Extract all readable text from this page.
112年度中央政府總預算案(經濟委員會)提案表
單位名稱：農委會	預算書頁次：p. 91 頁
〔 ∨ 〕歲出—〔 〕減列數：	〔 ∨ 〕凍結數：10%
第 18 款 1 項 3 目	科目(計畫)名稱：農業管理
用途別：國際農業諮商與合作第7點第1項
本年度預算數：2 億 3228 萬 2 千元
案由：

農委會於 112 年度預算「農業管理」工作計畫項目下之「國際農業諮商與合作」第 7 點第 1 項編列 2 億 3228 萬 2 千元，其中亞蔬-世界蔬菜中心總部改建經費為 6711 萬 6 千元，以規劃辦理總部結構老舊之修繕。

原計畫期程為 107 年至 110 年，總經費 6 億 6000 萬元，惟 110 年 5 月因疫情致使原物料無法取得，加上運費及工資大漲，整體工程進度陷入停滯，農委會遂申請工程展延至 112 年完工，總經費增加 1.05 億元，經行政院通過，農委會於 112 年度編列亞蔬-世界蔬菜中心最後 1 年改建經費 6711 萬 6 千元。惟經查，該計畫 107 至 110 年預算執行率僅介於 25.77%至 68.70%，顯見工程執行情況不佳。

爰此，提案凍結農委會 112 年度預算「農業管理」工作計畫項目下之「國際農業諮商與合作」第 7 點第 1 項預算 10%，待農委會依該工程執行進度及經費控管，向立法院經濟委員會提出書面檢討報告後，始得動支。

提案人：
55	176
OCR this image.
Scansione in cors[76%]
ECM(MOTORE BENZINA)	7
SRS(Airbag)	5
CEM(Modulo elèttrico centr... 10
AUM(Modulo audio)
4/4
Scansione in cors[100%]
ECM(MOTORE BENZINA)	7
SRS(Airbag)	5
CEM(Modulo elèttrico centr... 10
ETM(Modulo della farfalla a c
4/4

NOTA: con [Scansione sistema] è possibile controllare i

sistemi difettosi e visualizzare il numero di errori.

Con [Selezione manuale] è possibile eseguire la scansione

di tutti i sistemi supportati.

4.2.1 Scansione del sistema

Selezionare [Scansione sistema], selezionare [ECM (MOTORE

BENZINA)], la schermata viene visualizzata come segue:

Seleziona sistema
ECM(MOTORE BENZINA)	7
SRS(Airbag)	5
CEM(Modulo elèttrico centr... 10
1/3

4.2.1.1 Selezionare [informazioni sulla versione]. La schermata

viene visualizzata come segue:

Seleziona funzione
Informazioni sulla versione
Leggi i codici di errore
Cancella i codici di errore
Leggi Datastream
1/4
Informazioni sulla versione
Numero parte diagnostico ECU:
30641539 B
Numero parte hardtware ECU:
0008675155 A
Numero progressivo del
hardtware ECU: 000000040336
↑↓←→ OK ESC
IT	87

Task brief >> State, as a bare number, how many lines of the listing hold the word "codici".

Expected answer >> 2